**A run of records:**
═══
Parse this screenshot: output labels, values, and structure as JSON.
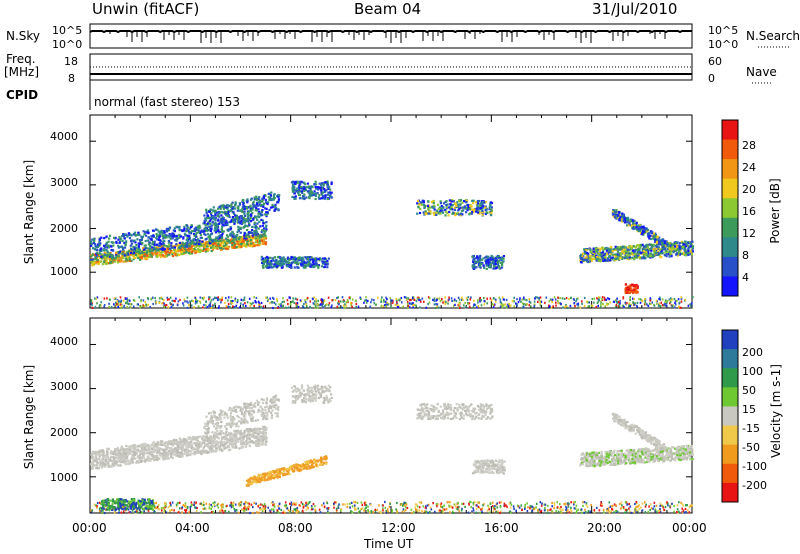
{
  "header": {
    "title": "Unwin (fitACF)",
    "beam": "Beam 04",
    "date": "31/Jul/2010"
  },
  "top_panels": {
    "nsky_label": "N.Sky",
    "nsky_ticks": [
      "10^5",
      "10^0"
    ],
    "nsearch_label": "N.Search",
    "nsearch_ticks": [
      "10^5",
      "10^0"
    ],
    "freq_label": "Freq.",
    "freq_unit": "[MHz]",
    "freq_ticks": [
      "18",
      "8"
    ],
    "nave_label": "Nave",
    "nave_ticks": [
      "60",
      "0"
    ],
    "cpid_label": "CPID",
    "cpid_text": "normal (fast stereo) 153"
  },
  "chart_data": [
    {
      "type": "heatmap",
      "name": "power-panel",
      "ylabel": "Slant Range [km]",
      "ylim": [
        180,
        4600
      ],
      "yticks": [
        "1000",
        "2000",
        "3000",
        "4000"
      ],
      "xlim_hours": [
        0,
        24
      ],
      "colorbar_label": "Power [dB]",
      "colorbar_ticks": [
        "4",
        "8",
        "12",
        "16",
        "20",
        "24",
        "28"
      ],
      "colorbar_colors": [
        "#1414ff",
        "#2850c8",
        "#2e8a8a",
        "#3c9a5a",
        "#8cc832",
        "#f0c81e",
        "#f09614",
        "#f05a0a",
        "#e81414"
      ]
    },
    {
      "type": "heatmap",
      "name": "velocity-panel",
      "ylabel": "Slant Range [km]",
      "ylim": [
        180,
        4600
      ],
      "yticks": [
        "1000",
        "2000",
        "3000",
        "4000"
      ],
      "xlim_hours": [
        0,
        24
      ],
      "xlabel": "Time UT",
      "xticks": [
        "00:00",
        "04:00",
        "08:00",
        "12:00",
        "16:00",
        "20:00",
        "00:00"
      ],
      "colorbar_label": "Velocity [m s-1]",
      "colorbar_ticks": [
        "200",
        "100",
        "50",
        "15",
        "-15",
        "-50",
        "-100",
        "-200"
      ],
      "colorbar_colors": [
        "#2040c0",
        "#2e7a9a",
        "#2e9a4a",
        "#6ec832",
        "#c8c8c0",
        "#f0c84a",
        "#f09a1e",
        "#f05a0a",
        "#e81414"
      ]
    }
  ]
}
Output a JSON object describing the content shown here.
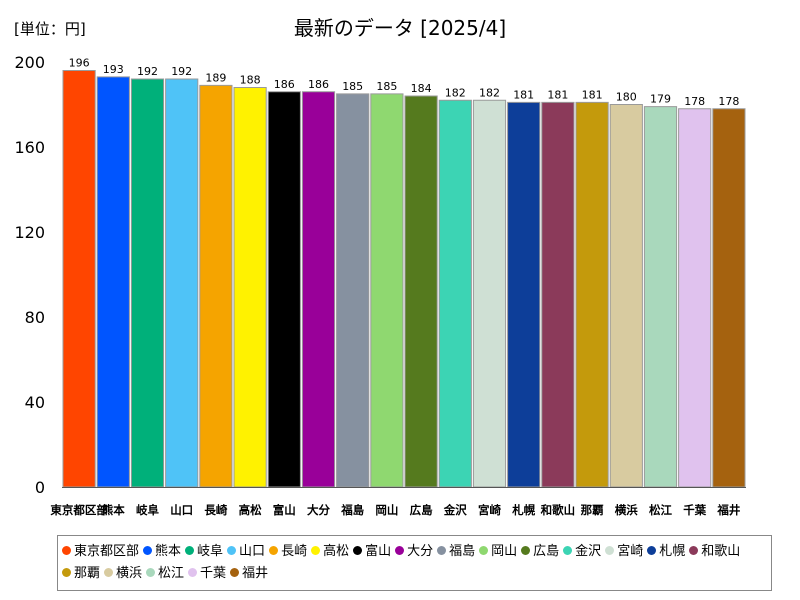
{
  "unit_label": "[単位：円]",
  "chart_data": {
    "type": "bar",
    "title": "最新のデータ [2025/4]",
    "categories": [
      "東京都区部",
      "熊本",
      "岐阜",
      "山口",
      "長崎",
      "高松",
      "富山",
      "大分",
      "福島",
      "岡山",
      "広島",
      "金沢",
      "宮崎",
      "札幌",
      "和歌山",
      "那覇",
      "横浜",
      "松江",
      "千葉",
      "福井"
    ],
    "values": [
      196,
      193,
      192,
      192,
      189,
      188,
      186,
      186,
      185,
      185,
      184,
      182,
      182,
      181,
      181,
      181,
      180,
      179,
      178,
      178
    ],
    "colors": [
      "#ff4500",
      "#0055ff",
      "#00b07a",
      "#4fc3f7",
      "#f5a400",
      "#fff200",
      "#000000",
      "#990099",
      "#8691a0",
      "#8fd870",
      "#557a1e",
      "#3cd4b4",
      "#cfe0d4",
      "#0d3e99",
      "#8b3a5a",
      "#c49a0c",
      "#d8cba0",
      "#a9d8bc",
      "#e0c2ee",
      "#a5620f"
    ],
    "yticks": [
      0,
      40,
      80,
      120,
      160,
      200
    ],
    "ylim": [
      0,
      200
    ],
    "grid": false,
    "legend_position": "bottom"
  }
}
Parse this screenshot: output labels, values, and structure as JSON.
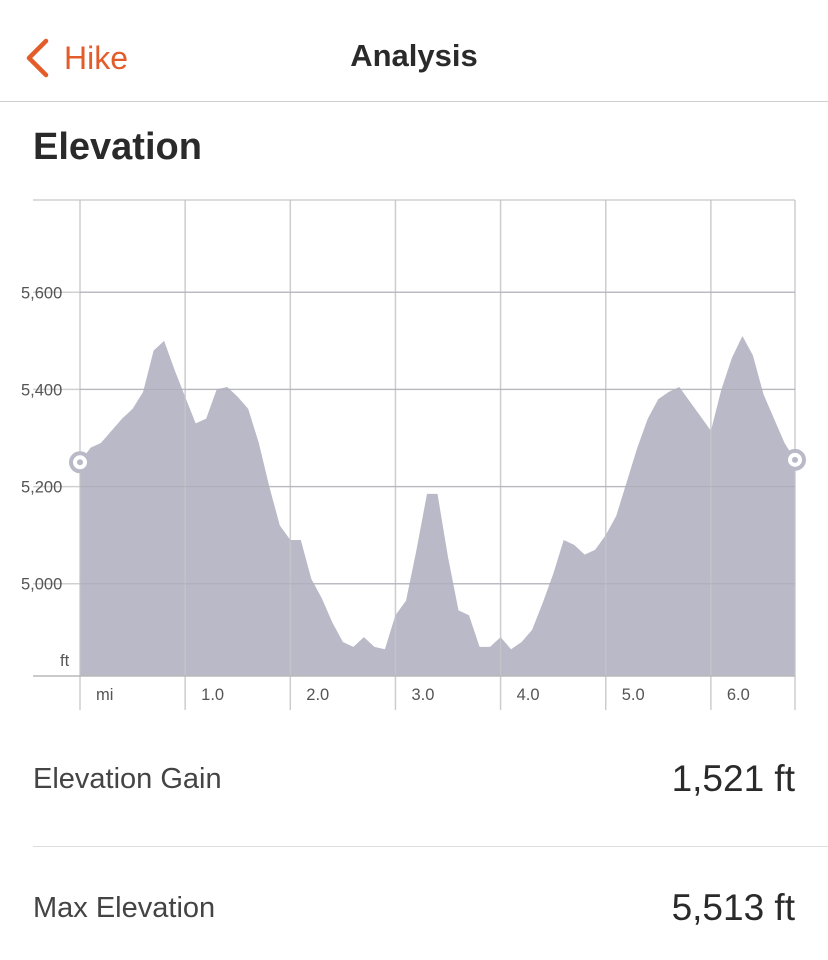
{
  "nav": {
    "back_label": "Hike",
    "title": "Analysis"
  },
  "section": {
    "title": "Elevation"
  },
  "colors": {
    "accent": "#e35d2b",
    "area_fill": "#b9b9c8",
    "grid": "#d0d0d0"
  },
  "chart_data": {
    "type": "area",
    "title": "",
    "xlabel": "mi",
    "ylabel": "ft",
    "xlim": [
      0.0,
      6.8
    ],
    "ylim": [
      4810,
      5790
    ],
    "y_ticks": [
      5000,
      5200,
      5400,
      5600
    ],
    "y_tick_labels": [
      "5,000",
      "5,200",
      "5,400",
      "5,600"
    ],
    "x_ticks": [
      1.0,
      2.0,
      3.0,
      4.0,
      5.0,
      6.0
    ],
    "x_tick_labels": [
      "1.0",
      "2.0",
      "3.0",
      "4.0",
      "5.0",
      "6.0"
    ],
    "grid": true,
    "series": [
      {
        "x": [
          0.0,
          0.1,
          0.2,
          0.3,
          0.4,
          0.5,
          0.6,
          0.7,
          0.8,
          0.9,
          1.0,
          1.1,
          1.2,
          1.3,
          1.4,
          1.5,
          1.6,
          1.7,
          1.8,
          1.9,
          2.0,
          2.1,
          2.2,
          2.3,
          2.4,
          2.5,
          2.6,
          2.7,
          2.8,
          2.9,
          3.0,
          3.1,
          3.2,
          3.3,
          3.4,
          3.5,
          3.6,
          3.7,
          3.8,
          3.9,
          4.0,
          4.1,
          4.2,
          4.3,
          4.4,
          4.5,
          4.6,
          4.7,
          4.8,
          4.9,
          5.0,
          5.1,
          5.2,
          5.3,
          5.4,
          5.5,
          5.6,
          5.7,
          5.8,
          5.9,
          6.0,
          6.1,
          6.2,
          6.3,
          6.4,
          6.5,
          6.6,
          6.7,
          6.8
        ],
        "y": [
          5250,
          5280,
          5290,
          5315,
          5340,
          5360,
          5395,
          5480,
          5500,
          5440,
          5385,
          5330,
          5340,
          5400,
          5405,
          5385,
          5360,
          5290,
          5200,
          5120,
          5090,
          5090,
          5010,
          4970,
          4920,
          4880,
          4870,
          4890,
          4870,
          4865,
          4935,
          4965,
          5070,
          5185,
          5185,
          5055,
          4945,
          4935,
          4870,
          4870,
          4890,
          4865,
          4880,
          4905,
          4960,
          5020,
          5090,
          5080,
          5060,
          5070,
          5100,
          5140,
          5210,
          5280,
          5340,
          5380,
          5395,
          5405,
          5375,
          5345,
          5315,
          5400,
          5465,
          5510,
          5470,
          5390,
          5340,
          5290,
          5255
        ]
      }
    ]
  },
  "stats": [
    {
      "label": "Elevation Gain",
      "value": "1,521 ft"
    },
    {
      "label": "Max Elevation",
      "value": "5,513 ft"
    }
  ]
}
═══
**Instructions for the task:** The records above are to be restated exactly, without their pictures.

**Response:**
Parse this screenshot: output labels, values, and structure as JSON.
{
  "header": {
    "title": "Unwin (fitACF)",
    "beam": "Beam 04",
    "date": "31/Jul/2010"
  },
  "top_panels": {
    "nsky_label": "N.Sky",
    "nsky_ticks": [
      "10^5",
      "10^0"
    ],
    "nsearch_label": "N.Search",
    "nsearch_ticks": [
      "10^5",
      "10^0"
    ],
    "freq_label": "Freq.",
    "freq_unit": "[MHz]",
    "freq_ticks": [
      "18",
      "8"
    ],
    "nave_label": "Nave",
    "nave_ticks": [
      "60",
      "0"
    ],
    "cpid_label": "CPID",
    "cpid_text": "normal (fast stereo) 153"
  },
  "chart_data": [
    {
      "type": "heatmap",
      "name": "power-panel",
      "ylabel": "Slant Range [km]",
      "ylim": [
        180,
        4600
      ],
      "yticks": [
        "1000",
        "2000",
        "3000",
        "4000"
      ],
      "xlim_hours": [
        0,
        24
      ],
      "colorbar_label": "Power [dB]",
      "colorbar_ticks": [
        "4",
        "8",
        "12",
        "16",
        "20",
        "24",
        "28"
      ],
      "colorbar_colors": [
        "#1414ff",
        "#2850c8",
        "#2e8a8a",
        "#3c9a5a",
        "#8cc832",
        "#f0c81e",
        "#f09614",
        "#f05a0a",
        "#e81414"
      ]
    },
    {
      "type": "heatmap",
      "name": "velocity-panel",
      "ylabel": "Slant Range [km]",
      "ylim": [
        180,
        4600
      ],
      "yticks": [
        "1000",
        "2000",
        "3000",
        "4000"
      ],
      "xlim_hours": [
        0,
        24
      ],
      "xlabel": "Time UT",
      "xticks": [
        "00:00",
        "04:00",
        "08:00",
        "12:00",
        "16:00",
        "20:00",
        "00:00"
      ],
      "colorbar_label": "Velocity [m s-1]",
      "colorbar_ticks": [
        "200",
        "100",
        "50",
        "15",
        "-15",
        "-50",
        "-100",
        "-200"
      ],
      "colorbar_colors": [
        "#2040c0",
        "#2e7a9a",
        "#2e9a4a",
        "#6ec832",
        "#c8c8c0",
        "#f0c84a",
        "#f09a1e",
        "#f05a0a",
        "#e81414"
      ]
    }
  ]
}
Output a JSON object describing the content shown here.
{
  "unit_label": "[単位：円]",
  "chart_data": {
    "type": "bar",
    "title": "最新のデータ [2025/4]",
    "categories": [
      "東京都区部",
      "熊本",
      "岐阜",
      "山口",
      "長崎",
      "高松",
      "富山",
      "大分",
      "福島",
      "岡山",
      "広島",
      "金沢",
      "宮崎",
      "札幌",
      "和歌山",
      "那覇",
      "横浜",
      "松江",
      "千葉",
      "福井"
    ],
    "values": [
      196,
      193,
      192,
      192,
      189,
      188,
      186,
      186,
      185,
      185,
      184,
      182,
      182,
      181,
      181,
      181,
      180,
      179,
      178,
      178
    ],
    "colors": [
      "#ff4500",
      "#0055ff",
      "#00b07a",
      "#4fc3f7",
      "#f5a400",
      "#fff200",
      "#000000",
      "#990099",
      "#8691a0",
      "#8fd870",
      "#557a1e",
      "#3cd4b4",
      "#cfe0d4",
      "#0d3e99",
      "#8b3a5a",
      "#c49a0c",
      "#d8cba0",
      "#a9d8bc",
      "#e0c2ee",
      "#a5620f"
    ],
    "yticks": [
      0,
      40,
      80,
      120,
      160,
      200
    ],
    "ylim": [
      0,
      200
    ],
    "grid": false,
    "legend_position": "bottom"
  }
}
Parse this screenshot: output labels, values, and structure as JSON.
{
  "nav": {
    "back_label": "Hike",
    "title": "Analysis"
  },
  "section": {
    "title": "Elevation"
  },
  "colors": {
    "accent": "#e35d2b",
    "area_fill": "#b9b9c8",
    "grid": "#d0d0d0"
  },
  "chart_data": {
    "type": "area",
    "title": "",
    "xlabel": "mi",
    "ylabel": "ft",
    "xlim": [
      0.0,
      6.8
    ],
    "ylim": [
      4810,
      5790
    ],
    "y_ticks": [
      5000,
      5200,
      5400,
      5600
    ],
    "y_tick_labels": [
      "5,000",
      "5,200",
      "5,400",
      "5,600"
    ],
    "x_ticks": [
      1.0,
      2.0,
      3.0,
      4.0,
      5.0,
      6.0
    ],
    "x_tick_labels": [
      "1.0",
      "2.0",
      "3.0",
      "4.0",
      "5.0",
      "6.0"
    ],
    "grid": true,
    "series": [
      {
        "x": [
          0.0,
          0.1,
          0.2,
          0.3,
          0.4,
          0.5,
          0.6,
          0.7,
          0.8,
          0.9,
          1.0,
          1.1,
          1.2,
          1.3,
          1.4,
          1.5,
          1.6,
          1.7,
          1.8,
          1.9,
          2.0,
          2.1,
          2.2,
          2.3,
          2.4,
          2.5,
          2.6,
          2.7,
          2.8,
          2.9,
          3.0,
          3.1,
          3.2,
          3.3,
          3.4,
          3.5,
          3.6,
          3.7,
          3.8,
          3.9,
          4.0,
          4.1,
          4.2,
          4.3,
          4.4,
          4.5,
          4.6,
          4.7,
          4.8,
          4.9,
          5.0,
          5.1,
          5.2,
          5.3,
          5.4,
          5.5,
          5.6,
          5.7,
          5.8,
          5.9,
          6.0,
          6.1,
          6.2,
          6.3,
          6.4,
          6.5,
          6.6,
          6.7,
          6.8
        ],
        "y": [
          5250,
          5280,
          5290,
          5315,
          5340,
          5360,
          5395,
          5480,
          5500,
          5440,
          5385,
          5330,
          5340,
          5400,
          5405,
          5385,
          5360,
          5290,
          5200,
          5120,
          5090,
          5090,
          5010,
          4970,
          4920,
          4880,
          4870,
          4890,
          4870,
          4865,
          4935,
          4965,
          5070,
          5185,
          5185,
          5055,
          4945,
          4935,
          4870,
          4870,
          4890,
          4865,
          4880,
          4905,
          4960,
          5020,
          5090,
          5080,
          5060,
          5070,
          5100,
          5140,
          5210,
          5280,
          5340,
          5380,
          5395,
          5405,
          5375,
          5345,
          5315,
          5400,
          5465,
          5510,
          5470,
          5390,
          5340,
          5290,
          5255
        ]
      }
    ]
  },
  "stats": [
    {
      "label": "Elevation Gain",
      "value": "1,521 ft"
    },
    {
      "label": "Max Elevation",
      "value": "5,513 ft"
    }
  ]
}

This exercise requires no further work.